§ **EXERCISE DESCRIPTION**: Copy out all the lines where "Bewerken" shows up.

--- Start INPUT DATA ---

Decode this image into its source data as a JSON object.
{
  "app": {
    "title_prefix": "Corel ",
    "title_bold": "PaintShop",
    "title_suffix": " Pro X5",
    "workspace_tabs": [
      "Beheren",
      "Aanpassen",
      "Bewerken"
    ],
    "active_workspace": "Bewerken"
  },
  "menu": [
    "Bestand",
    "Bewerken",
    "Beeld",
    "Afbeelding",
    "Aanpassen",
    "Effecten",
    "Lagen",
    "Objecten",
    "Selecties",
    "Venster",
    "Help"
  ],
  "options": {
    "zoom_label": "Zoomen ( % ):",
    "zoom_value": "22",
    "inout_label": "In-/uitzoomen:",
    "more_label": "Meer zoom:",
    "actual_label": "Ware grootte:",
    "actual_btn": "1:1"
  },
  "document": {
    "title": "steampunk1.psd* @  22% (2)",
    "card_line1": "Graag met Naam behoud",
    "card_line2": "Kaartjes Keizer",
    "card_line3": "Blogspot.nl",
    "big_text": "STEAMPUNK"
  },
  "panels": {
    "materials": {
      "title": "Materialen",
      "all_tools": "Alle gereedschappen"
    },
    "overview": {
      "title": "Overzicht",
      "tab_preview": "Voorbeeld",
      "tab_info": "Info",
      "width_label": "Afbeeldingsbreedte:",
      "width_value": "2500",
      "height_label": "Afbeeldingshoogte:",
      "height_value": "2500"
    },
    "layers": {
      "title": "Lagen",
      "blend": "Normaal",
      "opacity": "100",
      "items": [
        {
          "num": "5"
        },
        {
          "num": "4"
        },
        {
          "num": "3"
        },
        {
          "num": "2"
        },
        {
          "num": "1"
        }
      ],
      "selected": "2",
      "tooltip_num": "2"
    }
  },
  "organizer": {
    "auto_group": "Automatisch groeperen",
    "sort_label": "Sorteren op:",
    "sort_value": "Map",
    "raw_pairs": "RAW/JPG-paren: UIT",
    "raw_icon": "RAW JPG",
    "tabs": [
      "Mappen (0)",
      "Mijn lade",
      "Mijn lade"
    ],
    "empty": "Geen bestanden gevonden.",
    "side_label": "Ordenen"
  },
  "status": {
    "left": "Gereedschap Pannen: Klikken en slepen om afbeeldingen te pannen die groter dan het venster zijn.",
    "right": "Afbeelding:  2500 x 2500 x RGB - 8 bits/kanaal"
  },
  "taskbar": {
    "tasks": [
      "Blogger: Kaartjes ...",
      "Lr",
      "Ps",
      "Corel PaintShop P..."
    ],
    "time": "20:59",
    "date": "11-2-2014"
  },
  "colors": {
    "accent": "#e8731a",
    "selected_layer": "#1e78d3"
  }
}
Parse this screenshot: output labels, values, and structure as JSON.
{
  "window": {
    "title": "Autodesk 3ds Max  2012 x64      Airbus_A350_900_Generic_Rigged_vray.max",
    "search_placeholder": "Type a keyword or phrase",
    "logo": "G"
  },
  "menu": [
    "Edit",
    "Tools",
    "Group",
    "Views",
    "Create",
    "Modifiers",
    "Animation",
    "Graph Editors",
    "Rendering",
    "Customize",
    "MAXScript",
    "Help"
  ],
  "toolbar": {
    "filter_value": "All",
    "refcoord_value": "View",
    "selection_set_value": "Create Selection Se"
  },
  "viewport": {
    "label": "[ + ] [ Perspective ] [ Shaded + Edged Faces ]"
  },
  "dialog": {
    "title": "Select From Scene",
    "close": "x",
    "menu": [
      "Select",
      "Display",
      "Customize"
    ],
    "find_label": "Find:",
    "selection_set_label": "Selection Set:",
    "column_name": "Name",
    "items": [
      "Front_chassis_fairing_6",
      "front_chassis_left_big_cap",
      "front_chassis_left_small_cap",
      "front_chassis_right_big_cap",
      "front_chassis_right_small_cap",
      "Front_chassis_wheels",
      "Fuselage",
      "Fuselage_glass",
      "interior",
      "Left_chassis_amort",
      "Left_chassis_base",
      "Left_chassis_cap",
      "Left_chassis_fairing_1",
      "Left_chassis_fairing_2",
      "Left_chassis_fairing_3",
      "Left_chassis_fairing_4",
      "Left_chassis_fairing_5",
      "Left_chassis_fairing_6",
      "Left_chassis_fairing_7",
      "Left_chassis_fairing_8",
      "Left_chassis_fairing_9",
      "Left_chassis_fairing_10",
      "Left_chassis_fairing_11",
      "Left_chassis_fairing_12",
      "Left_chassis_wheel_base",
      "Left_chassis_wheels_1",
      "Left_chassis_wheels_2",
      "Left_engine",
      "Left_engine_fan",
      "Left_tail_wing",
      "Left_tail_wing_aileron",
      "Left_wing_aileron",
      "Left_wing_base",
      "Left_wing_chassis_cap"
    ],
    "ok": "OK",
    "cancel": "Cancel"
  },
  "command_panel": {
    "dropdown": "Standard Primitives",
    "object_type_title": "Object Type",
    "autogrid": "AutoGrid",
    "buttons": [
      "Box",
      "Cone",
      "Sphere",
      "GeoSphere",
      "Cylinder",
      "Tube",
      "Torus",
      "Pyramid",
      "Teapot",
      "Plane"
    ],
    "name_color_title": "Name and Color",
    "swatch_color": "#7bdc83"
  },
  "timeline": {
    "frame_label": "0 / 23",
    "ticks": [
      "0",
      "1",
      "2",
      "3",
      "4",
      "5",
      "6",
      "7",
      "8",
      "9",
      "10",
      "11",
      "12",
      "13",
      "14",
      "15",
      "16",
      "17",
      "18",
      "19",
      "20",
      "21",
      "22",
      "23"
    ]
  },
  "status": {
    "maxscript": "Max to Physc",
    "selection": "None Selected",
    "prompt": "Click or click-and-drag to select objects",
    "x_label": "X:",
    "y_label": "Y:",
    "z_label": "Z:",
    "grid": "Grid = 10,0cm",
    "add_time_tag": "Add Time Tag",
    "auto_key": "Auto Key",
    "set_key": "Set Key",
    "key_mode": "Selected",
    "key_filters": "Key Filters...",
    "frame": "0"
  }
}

--- End INPUT DATA ---

§ **SOLUTION**:
      "Bewerken"
    "active_workspace": "Bewerken"
    "Bewerken",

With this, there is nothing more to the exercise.